Written request »
Restate the whole listing word for word. Pictures are left out.
--- start of Supplied data ---
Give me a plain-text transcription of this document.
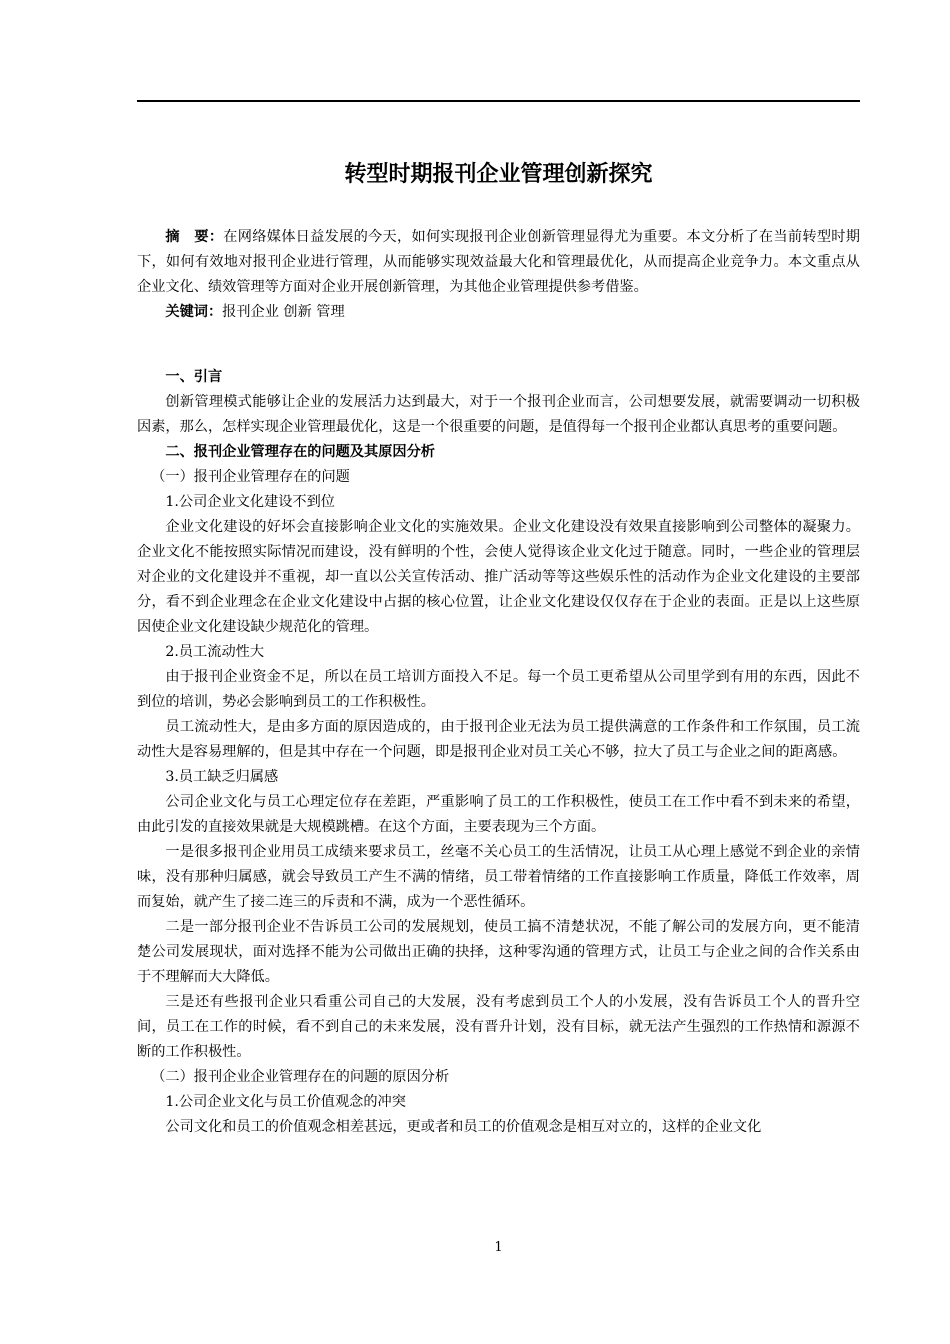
转型时期报刊企业管理创新探究

摘　要：在网络媒体日益发展的今天，如何实现报刊企业创新管理显得尤为重要。本文分析了在当前转型时期下，如何有效地对报刊企业进行管理，从而能够实现效益最大化和管理最优化，从而提高企业竞争力。本文重点从企业文化、绩效管理等方面对企业开展创新管理，为其他企业管理提供参考借鉴。

关键词：报刊企业 创新 管理

一、引言

创新管理模式能够让企业的发展活力达到最大，对于一个报刊企业而言，公司想要发展，就需要调动一切积极因素，那么，怎样实现企业管理最优化，这是一个很重要的问题，是值得每一个报刊企业都认真思考的重要问题。

二、报刊企业管理存在的问题及其原因分析

（一）报刊企业管理存在的问题

1.公司企业文化建设不到位

企业文化建设的好坏会直接影响企业文化的实施效果。企业文化建设没有效果直接影响到公司整体的凝聚力。企业文化不能按照实际情况而建设，没有鲜明的个性，会使人觉得该企业文化过于随意。同时，一些企业的管理层对企业的文化建设并不重视，却一直以公关宣传活动、推广活动等等这些娱乐性的活动作为企业文化建设的主要部分，看不到企业理念在企业文化建设中占据的核心位置，让企业文化建设仅仅存在于企业的表面。正是以上这些原因使企业文化建设缺少规范化的管理。

2.员工流动性大

由于报刊企业资金不足，所以在员工培训方面投入不足。每一个员工更希望从公司里学到有用的东西，因此不到位的培训，势必会影响到员工的工作积极性。

员工流动性大，是由多方面的原因造成的，由于报刊企业无法为员工提供满意的工作条件和工作氛围，员工流动性大是容易理解的，但是其中存在一个问题，即是报刊企业对员工关心不够，拉大了员工与企业之间的距离感。

3.员工缺乏归属感

公司企业文化与员工心理定位存在差距，严重影响了员工的工作积极性，使员工在工作中看不到未来的希望，由此引发的直接效果就是大规模跳槽。在这个方面，主要表现为三个方面。

一是很多报刊企业用员工成绩来要求员工，丝毫不关心员工的生活情况，让员工从心理上感觉不到企业的亲情味，没有那种归属感，就会导致员工产生不满的情绪，员工带着情绪的工作直接影响工作质量，降低工作效率，周而复始，就产生了接二连三的斥责和不满，成为一个恶性循环。

二是一部分报刊企业不告诉员工公司的发展规划，使员工搞不清楚状况，不能了解公司的发展方向，更不能清楚公司发展现状，面对选择不能为公司做出正确的抉择，这种零沟通的管理方式，让员工与企业之间的合作关系由于不理解而大大降低。

三是还有些报刊企业只看重公司自己的大发展，没有考虑到员工个人的小发展，没有告诉员工个人的晋升空间，员工在工作的时候，看不到自己的未来发展，没有晋升计划，没有目标，就无法产生强烈的工作热情和源源不断的工作积极性。

（二）报刊企业企业管理存在的问题的原因分析

1.公司企业文化与员工价值观念的冲突

公司文化和员工的价值观念相差甚远，更或者和员工的价值观念是相互对立的，这样的企业文化

1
--- end of Supplied data ---
Solution to the problem »
Give me a plain-text transcription of this document.
转型时期报刊企业管理创新探究

摘　要：在网络媒体日益发展的今天，如何实现报刊企业创新管理显得尤为重要。本文分析了在当前转型时期下，如何有效地对报刊企业进行管理，从而能够实现效益最大化和管理最优化，从而提高企业竞争力。本文重点从企业文化、绩效管理等方面对企业开展创新管理，为其他企业管理提供参考借鉴。

关键词：报刊企业 创新 管理

一、引言

创新管理模式能够让企业的发展活力达到最大，对于一个报刊企业而言，公司想要发展，就需要调动一切积极因素，那么，怎样实现企业管理最优化，这是一个很重要的问题，是值得每一个报刊企业都认真思考的重要问题。

二、报刊企业管理存在的问题及其原因分析

（一）报刊企业管理存在的问题

1.公司企业文化建设不到位

企业文化建设的好坏会直接影响企业文化的实施效果。企业文化建设没有效果直接影响到公司整体的凝聚力。企业文化不能按照实际情况而建设，没有鲜明的个性，会使人觉得该企业文化过于随意。同时，一些企业的管理层对企业的文化建设并不重视，却一直以公关宣传活动、推广活动等等这些娱乐性的活动作为企业文化建设的主要部分，看不到企业理念在企业文化建设中占据的核心位置，让企业文化建设仅仅存在于企业的表面。正是以上这些原因使企业文化建设缺少规范化的管理。

2.员工流动性大

由于报刊企业资金不足，所以在员工培训方面投入不足。每一个员工更希望从公司里学到有用的东西，因此不到位的培训，势必会影响到员工的工作积极性。

员工流动性大，是由多方面的原因造成的，由于报刊企业无法为员工提供满意的工作条件和工作氛围，员工流动性大是容易理解的，但是其中存在一个问题，即是报刊企业对员工关心不够，拉大了员工与企业之间的距离感。

3.员工缺乏归属感

公司企业文化与员工心理定位存在差距，严重影响了员工的工作积极性，使员工在工作中看不到未来的希望，由此引发的直接效果就是大规模跳槽。在这个方面，主要表现为三个方面。

一是很多报刊企业用员工成绩来要求员工，丝毫不关心员工的生活情况，让员工从心理上感觉不到企业的亲情味，没有那种归属感，就会导致员工产生不满的情绪，员工带着情绪的工作直接影响工作质量，降低工作效率，周而复始，就产生了接二连三的斥责和不满，成为一个恶性循环。

二是一部分报刊企业不告诉员工公司的发展规划，使员工搞不清楚状况，不能了解公司的发展方向，更不能清楚公司发展现状，面对选择不能为公司做出正确的抉择，这种零沟通的管理方式，让员工与企业之间的合作关系由于不理解而大大降低。

三是还有些报刊企业只看重公司自己的大发展，没有考虑到员工个人的小发展，没有告诉员工个人的晋升空间，员工在工作的时候，看不到自己的未来发展，没有晋升计划，没有目标，就无法产生强烈的工作热情和源源不断的工作积极性。

（二）报刊企业企业管理存在的问题的原因分析

1.公司企业文化与员工价值观念的冲突

公司文化和员工的价值观念相差甚远，更或者和员工的价值观念是相互对立的，这样的企业文化

1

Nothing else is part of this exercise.